▶ **Fonte**
=====

La reggia, voluta da Carlo III di Borbone, sorse coi disegni e sotto la direzione di Luigi Vanvitelli. Cominciata nel 1752, è di pianta rettangolare con quattro ampî cortili divisi da due corpi di fabbrica che si tagliano a croce. Lo stile delle facciate esprime un classico senso d'equilibrio e di proporzione. Più vivace e fantasiosa l'architettura della scala regia, dell'atrio superiore e della cappella dove gli effetti coloristici dei rivestimenti marmorei danno maggior risalto a felici soluzioni scenografiche. Il teatro è un piccolo capolavoro che merita di stare a pari dei più famosi dell'epoca.
Gli artisti chiamati dal Vanvitelli a decorare gl'interni, non erano di grande valore. Fra i migliori, Gaetano Salomone modellò gli stucchi della cappella, sei bassorilievi nella sala delle guardie del corpo, la statua della Verità nella scala regia; Mariano Rossi affrescò le Nozze di Rossana con Alessandro il Grande nella vòlta della prima anticamera; Giuseppe Bonito dipinse quattro pannelli sulle porte d'una sala dell'appartamento reale; Guglielmo Tischbein ne eseguì due per lo studio del re. Accanto a questi lavorarono i pittori Domenico Mondo, Fedele Fischetti, Antonio Dominici e gli scultori Tomaso e Pietro Solari, Andrea Violani, Paolo Persico e Tomaso Bucciano. Gaetano Starace affrescò sulle vòlte della scala le Quattro stagioni e la Reggia di Apollo.

=====

▶ **Righe**
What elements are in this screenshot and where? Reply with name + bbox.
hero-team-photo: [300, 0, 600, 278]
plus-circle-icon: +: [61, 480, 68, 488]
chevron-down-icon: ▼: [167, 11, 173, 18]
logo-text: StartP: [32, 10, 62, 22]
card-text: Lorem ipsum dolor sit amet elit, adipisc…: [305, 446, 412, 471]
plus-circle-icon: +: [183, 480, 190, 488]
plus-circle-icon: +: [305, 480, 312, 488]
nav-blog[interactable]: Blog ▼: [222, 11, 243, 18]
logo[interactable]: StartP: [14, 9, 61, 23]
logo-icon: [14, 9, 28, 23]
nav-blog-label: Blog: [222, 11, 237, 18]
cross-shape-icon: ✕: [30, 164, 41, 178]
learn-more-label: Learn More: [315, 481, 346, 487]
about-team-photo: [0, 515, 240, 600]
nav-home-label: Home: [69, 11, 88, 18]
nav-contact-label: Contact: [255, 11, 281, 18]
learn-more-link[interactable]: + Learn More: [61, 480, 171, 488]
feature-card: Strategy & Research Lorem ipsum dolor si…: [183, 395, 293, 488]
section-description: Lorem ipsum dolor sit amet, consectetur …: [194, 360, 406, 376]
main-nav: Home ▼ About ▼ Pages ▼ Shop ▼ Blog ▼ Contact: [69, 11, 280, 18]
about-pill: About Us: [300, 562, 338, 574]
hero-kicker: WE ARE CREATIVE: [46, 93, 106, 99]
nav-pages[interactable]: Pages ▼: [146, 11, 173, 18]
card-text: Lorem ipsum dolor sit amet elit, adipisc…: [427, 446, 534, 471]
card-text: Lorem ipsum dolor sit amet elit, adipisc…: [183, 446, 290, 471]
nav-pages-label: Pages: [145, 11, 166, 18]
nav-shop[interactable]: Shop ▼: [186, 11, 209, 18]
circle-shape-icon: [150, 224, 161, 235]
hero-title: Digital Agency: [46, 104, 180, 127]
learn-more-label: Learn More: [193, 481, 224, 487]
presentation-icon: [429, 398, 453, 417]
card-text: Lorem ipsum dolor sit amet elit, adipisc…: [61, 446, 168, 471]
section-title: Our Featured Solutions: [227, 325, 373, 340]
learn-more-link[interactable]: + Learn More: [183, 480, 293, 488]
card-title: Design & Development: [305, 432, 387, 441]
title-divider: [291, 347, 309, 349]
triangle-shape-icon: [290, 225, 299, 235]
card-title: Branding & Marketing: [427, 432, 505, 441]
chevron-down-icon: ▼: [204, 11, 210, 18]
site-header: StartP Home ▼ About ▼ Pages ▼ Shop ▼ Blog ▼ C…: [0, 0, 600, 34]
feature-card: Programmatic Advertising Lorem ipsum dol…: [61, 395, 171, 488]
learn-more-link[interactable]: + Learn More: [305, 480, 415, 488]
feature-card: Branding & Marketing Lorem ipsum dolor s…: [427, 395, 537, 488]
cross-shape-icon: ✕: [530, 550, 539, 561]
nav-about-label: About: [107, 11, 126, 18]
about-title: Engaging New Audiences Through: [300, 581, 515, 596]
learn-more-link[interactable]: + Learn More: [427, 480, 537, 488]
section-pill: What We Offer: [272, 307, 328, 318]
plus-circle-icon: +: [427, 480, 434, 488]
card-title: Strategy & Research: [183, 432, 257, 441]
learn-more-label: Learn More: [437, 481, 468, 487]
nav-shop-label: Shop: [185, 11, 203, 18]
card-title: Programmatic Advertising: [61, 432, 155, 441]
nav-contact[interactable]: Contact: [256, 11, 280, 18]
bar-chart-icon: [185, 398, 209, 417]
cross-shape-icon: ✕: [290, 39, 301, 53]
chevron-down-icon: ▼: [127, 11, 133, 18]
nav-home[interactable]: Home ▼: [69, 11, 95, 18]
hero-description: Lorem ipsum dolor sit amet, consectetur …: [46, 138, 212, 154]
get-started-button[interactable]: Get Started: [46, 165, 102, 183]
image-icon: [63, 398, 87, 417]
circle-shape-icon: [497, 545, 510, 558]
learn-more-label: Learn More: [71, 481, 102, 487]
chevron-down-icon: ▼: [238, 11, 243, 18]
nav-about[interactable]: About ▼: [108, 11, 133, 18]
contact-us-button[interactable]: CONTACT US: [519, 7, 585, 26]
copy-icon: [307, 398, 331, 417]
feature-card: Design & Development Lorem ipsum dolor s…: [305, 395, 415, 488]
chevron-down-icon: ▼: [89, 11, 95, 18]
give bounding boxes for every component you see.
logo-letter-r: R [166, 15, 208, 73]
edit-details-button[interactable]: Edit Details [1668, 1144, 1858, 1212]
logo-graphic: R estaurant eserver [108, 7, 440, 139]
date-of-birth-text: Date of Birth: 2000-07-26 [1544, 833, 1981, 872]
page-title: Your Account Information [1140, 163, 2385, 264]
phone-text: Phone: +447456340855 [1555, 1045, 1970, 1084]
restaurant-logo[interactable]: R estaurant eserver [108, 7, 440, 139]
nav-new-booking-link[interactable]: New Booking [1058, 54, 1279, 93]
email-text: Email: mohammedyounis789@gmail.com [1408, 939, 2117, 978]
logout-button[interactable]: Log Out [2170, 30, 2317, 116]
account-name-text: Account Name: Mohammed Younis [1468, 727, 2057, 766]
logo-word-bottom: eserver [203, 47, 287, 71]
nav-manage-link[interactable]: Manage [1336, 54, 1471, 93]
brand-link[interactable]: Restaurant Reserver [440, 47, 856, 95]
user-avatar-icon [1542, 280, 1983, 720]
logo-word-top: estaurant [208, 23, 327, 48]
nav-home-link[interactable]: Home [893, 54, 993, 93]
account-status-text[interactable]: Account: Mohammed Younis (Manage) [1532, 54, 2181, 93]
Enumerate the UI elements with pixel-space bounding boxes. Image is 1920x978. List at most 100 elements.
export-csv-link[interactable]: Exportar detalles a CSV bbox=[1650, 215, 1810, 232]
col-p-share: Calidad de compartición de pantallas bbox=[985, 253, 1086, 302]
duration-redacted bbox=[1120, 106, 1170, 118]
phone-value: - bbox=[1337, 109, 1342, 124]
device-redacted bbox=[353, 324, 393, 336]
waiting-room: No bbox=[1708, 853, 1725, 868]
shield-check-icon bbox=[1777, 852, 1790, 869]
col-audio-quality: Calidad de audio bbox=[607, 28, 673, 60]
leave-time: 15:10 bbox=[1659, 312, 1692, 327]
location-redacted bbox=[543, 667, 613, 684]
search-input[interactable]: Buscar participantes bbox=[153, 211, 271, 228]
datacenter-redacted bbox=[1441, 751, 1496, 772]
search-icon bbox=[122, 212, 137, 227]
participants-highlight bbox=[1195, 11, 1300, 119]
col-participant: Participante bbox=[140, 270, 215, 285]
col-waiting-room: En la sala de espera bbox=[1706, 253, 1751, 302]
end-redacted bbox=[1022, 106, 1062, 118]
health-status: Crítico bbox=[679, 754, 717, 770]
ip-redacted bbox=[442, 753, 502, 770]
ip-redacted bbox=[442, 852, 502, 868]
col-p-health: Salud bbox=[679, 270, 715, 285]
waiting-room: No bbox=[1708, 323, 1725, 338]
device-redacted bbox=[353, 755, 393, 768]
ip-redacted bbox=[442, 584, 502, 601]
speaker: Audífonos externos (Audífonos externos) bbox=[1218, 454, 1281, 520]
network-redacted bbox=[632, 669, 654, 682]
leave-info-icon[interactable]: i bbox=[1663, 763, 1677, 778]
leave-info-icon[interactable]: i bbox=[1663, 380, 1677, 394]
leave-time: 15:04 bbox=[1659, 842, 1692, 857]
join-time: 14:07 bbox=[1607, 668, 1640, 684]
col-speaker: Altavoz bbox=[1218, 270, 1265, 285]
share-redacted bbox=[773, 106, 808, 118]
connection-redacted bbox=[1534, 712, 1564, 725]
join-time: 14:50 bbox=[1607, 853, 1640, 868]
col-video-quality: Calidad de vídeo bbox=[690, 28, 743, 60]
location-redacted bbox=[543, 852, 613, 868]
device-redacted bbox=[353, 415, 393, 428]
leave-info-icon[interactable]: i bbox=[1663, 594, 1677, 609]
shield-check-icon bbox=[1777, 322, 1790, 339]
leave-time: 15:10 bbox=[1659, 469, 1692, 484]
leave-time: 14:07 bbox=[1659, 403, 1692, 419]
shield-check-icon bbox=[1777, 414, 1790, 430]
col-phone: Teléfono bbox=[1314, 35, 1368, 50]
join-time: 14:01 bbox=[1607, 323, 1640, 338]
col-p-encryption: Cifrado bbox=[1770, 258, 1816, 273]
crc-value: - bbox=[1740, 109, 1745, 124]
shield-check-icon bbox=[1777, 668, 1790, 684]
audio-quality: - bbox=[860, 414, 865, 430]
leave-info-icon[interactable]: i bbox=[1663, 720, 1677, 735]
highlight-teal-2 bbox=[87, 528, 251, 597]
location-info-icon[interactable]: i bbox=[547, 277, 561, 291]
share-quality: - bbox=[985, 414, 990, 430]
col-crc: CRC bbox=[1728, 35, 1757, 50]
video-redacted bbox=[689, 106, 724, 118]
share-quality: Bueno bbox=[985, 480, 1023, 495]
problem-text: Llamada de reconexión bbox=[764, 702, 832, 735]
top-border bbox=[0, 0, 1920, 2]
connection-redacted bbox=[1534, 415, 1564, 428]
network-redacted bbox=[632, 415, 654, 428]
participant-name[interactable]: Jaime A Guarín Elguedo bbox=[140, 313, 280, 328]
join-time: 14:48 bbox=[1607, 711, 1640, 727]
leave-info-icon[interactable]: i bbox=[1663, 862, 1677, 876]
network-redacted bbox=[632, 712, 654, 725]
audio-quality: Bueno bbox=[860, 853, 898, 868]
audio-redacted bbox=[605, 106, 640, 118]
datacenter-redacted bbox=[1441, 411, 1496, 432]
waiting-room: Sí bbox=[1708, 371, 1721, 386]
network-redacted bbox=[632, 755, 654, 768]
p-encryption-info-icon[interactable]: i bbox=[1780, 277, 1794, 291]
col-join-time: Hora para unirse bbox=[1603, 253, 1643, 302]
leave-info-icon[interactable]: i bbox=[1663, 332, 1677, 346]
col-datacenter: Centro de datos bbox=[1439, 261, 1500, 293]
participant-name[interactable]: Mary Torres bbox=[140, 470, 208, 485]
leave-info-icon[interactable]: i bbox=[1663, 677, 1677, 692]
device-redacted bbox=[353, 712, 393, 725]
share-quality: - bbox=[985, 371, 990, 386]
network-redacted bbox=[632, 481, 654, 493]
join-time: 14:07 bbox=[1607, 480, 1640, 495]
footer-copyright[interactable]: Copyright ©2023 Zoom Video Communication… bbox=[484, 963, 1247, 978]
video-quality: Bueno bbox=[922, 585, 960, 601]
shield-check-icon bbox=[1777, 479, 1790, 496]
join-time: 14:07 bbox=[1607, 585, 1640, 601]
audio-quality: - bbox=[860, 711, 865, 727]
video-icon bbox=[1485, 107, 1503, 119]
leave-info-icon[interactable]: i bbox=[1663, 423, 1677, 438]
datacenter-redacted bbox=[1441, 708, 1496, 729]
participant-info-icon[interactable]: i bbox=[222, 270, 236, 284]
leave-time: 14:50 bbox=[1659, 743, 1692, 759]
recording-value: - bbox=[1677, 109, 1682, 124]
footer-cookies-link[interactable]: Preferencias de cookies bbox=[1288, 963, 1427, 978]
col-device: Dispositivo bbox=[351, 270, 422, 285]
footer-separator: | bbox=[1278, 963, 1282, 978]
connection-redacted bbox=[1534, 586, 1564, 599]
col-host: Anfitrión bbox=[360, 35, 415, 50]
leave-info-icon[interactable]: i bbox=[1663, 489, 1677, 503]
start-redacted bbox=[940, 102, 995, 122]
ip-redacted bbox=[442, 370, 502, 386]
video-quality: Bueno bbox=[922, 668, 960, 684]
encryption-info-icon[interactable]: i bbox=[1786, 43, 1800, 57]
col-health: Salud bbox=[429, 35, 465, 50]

=====

▶ **Cosa si chiede**
• a. Riscrivi tutto il brano sulla reggia da "La reggia, voluta" giù fino a "più famosi dell'epoca.", mettendo "chiesa palatina" al posto di "cappella".
• b. Elenca tutte le opere che, secondo il brano sulla reggia, furono eseguite da Gaetano Salomone.

▶ **Risposte in ordine**
• a.
La reggia, voluta da Carlo III di Borbone, sorse coi disegni e sotto la direzione di Luigi Vanvitelli. Cominciata nel 1752, è di pianta rettangolare con quattro ampî cortili divisi da due corpi di fabbrica che si tagliano a croce. Lo stile delle facciate esprime un classico senso d'equilibrio e di proporzione. Più vivace e fantasiosa l'architettura della scala regia, dell'atrio superiore e della chiesa palatina dove gli effetti coloristici dei rivestimenti marmorei danno maggior risalto a felici soluzioni scenografiche. Il teatro è un piccolo capolavoro che merita di stare a pari dei più famosi dell'epoca.

• b.
- gli stucchi della cappella
- sei bassorilievi nella sala delle guardie del corpo
- la statua della Verità nella scala regia